-- Start of The data --

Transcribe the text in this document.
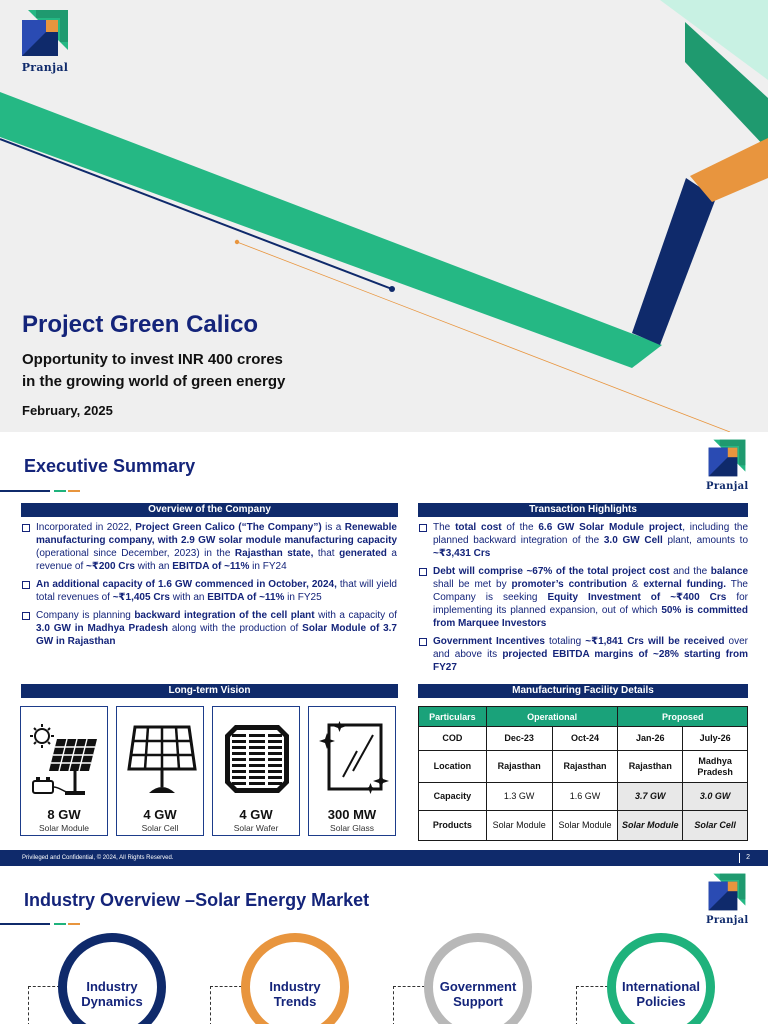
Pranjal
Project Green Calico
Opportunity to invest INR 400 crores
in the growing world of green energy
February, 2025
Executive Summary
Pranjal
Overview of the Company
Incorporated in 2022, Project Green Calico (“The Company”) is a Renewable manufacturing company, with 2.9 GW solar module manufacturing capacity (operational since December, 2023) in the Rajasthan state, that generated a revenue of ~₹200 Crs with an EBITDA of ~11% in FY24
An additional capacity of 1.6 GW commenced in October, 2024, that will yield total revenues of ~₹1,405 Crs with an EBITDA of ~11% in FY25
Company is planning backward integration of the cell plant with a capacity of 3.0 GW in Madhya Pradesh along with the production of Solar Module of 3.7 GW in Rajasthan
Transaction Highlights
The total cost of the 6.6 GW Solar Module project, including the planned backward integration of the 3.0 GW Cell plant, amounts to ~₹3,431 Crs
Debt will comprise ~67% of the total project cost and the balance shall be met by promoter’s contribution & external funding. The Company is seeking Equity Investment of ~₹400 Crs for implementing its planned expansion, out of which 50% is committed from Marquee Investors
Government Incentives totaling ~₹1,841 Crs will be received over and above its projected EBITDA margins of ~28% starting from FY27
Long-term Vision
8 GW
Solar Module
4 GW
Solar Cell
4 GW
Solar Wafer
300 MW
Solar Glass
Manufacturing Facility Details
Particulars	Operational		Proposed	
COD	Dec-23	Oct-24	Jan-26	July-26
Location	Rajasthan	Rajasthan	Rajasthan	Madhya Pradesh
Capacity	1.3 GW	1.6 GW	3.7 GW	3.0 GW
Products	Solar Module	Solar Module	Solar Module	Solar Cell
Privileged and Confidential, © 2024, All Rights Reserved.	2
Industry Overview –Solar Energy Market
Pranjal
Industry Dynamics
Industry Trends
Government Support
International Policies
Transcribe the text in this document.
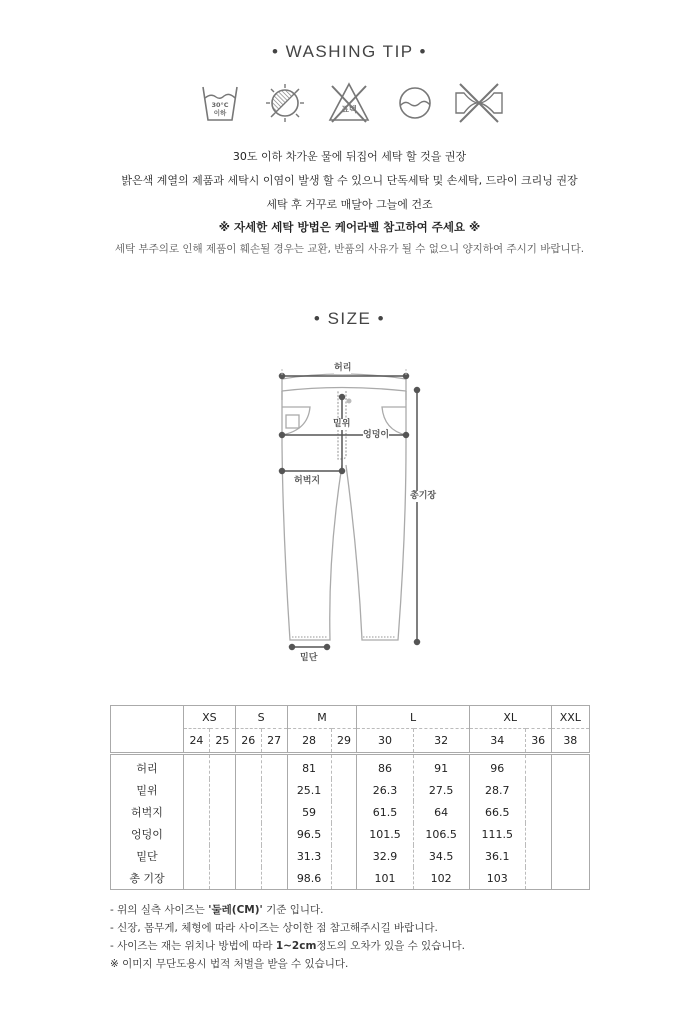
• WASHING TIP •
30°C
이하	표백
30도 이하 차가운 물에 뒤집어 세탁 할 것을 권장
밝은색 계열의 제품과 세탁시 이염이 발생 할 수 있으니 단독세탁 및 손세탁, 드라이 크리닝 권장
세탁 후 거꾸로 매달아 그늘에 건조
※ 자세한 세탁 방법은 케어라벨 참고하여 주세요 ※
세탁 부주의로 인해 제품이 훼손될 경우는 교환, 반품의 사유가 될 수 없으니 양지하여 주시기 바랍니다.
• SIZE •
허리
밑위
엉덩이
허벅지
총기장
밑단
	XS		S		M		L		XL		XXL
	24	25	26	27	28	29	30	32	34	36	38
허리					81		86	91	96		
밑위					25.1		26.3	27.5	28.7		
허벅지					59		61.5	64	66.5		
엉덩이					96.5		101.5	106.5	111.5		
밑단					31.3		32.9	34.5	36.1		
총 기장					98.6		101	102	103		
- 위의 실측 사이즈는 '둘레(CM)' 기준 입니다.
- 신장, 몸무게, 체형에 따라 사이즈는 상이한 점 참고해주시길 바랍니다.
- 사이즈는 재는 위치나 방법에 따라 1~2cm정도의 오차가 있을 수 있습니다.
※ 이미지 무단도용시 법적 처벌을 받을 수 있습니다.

-- End of The data --
-- Start of The data --

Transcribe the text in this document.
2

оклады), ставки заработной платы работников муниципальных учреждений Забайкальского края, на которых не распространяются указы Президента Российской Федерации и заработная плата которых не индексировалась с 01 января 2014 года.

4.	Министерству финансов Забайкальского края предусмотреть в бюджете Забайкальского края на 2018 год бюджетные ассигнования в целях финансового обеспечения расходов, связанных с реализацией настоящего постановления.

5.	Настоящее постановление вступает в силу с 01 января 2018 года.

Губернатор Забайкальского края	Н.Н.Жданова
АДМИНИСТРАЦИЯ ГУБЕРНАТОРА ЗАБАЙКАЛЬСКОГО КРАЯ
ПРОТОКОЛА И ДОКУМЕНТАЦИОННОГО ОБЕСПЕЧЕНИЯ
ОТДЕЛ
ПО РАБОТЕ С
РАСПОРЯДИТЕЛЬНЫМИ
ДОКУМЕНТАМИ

-- End of The data --

**Written task**
Copy every line of the data that holds the string "Madhya".

**Answer**
Company is planning backward integration of the cell plant with a capacity of 3.0 GW in Madhya Pradesh along with the production of Solar Module of 3.7 GW in Rajasthan
Location	Rajasthan	Rajasthan	Rajasthan	Madhya Pradesh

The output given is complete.